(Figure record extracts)
○ ○ ○ ○ ○ ○ ○
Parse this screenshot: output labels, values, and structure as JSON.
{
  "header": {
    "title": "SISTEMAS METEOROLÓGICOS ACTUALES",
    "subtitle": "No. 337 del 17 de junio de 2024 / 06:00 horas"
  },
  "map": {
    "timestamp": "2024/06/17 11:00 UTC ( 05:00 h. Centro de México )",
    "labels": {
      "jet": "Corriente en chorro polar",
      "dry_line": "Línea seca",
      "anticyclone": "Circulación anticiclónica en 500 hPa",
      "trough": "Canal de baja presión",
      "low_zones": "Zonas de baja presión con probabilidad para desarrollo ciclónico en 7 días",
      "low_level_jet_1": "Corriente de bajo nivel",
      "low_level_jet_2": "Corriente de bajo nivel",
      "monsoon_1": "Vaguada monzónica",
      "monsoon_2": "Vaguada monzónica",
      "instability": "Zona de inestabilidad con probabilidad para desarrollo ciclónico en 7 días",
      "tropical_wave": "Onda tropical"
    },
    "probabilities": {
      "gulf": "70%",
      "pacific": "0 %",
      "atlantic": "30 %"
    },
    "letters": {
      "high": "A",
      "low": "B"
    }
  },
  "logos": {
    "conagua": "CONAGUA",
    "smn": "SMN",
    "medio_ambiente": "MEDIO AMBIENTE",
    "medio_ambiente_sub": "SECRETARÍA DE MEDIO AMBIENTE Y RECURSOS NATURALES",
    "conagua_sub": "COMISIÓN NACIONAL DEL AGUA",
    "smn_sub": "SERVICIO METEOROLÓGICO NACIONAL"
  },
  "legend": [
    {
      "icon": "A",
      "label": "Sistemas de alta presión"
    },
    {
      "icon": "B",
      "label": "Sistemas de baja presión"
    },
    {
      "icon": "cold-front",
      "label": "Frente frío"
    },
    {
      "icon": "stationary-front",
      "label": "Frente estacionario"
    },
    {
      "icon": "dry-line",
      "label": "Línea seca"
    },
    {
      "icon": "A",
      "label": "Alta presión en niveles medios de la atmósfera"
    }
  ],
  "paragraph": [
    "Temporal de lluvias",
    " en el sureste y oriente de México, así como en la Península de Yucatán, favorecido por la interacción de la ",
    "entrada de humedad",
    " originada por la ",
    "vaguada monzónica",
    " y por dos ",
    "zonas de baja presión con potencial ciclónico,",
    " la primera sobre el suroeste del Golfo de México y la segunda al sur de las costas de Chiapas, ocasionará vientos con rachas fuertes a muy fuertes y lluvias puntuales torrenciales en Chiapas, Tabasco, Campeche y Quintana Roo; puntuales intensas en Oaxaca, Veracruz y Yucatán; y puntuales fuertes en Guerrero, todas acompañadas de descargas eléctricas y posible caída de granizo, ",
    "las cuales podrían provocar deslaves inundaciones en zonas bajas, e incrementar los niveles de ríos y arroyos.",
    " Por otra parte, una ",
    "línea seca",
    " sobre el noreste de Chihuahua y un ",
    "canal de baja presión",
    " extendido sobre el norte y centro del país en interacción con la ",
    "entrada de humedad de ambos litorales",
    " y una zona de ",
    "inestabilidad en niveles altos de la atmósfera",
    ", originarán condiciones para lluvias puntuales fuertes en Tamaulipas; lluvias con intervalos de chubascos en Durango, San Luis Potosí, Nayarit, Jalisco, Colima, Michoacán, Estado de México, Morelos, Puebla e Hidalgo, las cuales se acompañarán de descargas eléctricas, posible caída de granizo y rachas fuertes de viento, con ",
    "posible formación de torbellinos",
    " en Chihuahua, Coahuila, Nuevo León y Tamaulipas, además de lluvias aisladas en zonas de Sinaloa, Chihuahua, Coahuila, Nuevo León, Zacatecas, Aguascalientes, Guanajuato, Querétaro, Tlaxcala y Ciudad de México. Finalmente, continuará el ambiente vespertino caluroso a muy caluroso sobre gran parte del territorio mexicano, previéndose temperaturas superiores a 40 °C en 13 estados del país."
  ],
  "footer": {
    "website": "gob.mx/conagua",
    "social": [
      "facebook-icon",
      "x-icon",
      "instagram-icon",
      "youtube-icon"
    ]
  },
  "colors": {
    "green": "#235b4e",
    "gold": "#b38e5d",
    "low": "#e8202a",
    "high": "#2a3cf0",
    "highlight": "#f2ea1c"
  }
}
○ ○ ○ ○ ○ ○ ○
__Task__: Write out every entry word for word.

__Final result__:
Parse this screenshot: output labels, values, and structure as JSON.
{
  "header": {
    "title": "SISTEMAS METEOROLÓGICOS ACTUALES",
    "subtitle": "No. 337 del 17 de junio de 2024 / 06:00 horas"
  },
  "map": {
    "timestamp": "2024/06/17 11:00 UTC ( 05:00 h. Centro de México )",
    "labels": {
      "jet": "Corriente en chorro polar",
      "dry_line": "Línea seca",
      "anticyclone": "Circulación anticiclónica en 500 hPa",
      "trough": "Canal de baja presión",
      "low_zones": "Zonas de baja presión con probabilidad para desarrollo ciclónico en 7 días",
      "low_level_jet_1": "Corriente de bajo nivel",
      "low_level_jet_2": "Corriente de bajo nivel",
      "monsoon_1": "Vaguada monzónica",
      "monsoon_2": "Vaguada monzónica",
      "instability": "Zona de inestabilidad con probabilidad para desarrollo ciclónico en 7 días",
      "tropical_wave": "Onda tropical"
    },
    "probabilities": {
      "gulf": "70%",
      "pacific": "0 %",
      "atlantic": "30 %"
    },
    "letters": {
      "high": "A",
      "low": "B"
    }
  },
  "logos": {
    "conagua": "CONAGUA",
    "smn": "SMN",
    "medio_ambiente": "MEDIO AMBIENTE",
    "medio_ambiente_sub": "SECRETARÍA DE MEDIO AMBIENTE Y RECURSOS NATURALES",
    "conagua_sub": "COMISIÓN NACIONAL DEL AGUA",
    "smn_sub": "SERVICIO METEOROLÓGICO NACIONAL"
  },
  "legend": [
    {
      "icon": "A",
      "label": "Sistemas de alta presión"
    },
    {
      "icon": "B",
      "label": "Sistemas de baja presión"
    },
    {
      "icon": "cold-front",
      "label": "Frente frío"
    },
    {
      "icon": "stationary-front",
      "label": "Frente estacionario"
    },
    {
      "icon": "dry-line",
      "label": "Línea seca"
    },
    {
      "icon": "A",
      "label": "Alta presión en niveles medios de la atmósfera"
    }
  ],
  "paragraph": [
    "Temporal de lluvias",
    " en el sureste y oriente de México, así como en la Península de Yucatán, favorecido por la interacción de la ",
    "entrada de humedad",
    " originada por la ",
    "vaguada monzónica",
    " y por dos ",
    "zonas de baja presión con potencial ciclónico,",
    " la primera sobre el suroeste del Golfo de México y la segunda al sur de las costas de Chiapas, ocasionará vientos con rachas fuertes a muy fuertes y lluvias puntuales torrenciales en Chiapas, Tabasco, Campeche y Quintana Roo; puntuales intensas en Oaxaca, Veracruz y Yucatán; y puntuales fuertes en Guerrero, todas acompañadas de descargas eléctricas y posible caída de granizo, ",
    "las cuales podrían provocar deslaves inundaciones en zonas bajas, e incrementar los niveles de ríos y arroyos.",
    " Por otra parte, una ",
    "línea seca",
    " sobre el noreste de Chihuahua y un ",
    "canal de baja presión",
    " extendido sobre el norte y centro del país en interacción con la ",
    "entrada de humedad de ambos litorales",
    " y una zona de ",
    "inestabilidad en niveles altos de la atmósfera",
    ", originarán condiciones para lluvias puntuales fuertes en Tamaulipas; lluvias con intervalos de chubascos en Durango, San Luis Potosí, Nayarit, Jalisco, Colima, Michoacán, Estado de México, Morelos, Puebla e Hidalgo, las cuales se acompañarán de descargas eléctricas, posible caída de granizo y rachas fuertes de viento, con ",
    "posible formación de torbellinos",
    " en Chihuahua, Coahuila, Nuevo León y Tamaulipas, además de lluvias aisladas en zonas de Sinaloa, Chihuahua, Coahuila, Nuevo León, Zacatecas, Aguascalientes, Guanajuato, Querétaro, Tlaxcala y Ciudad de México. Finalmente, continuará el ambiente vespertino caluroso a muy caluroso sobre gran parte del territorio mexicano, previéndose temperaturas superiores a 40 °C en 13 estados del país."
  ],
  "footer": {
    "website": "gob.mx/conagua",
    "social": [
      "facebook-icon",
      "x-icon",
      "instagram-icon",
      "youtube-icon"
    ]
  },
  "colors": {
    "green": "#235b4e",
    "gold": "#b38e5d",
    "low": "#e8202a",
    "high": "#2a3cf0",
    "highlight": "#f2ea1c"
  }
}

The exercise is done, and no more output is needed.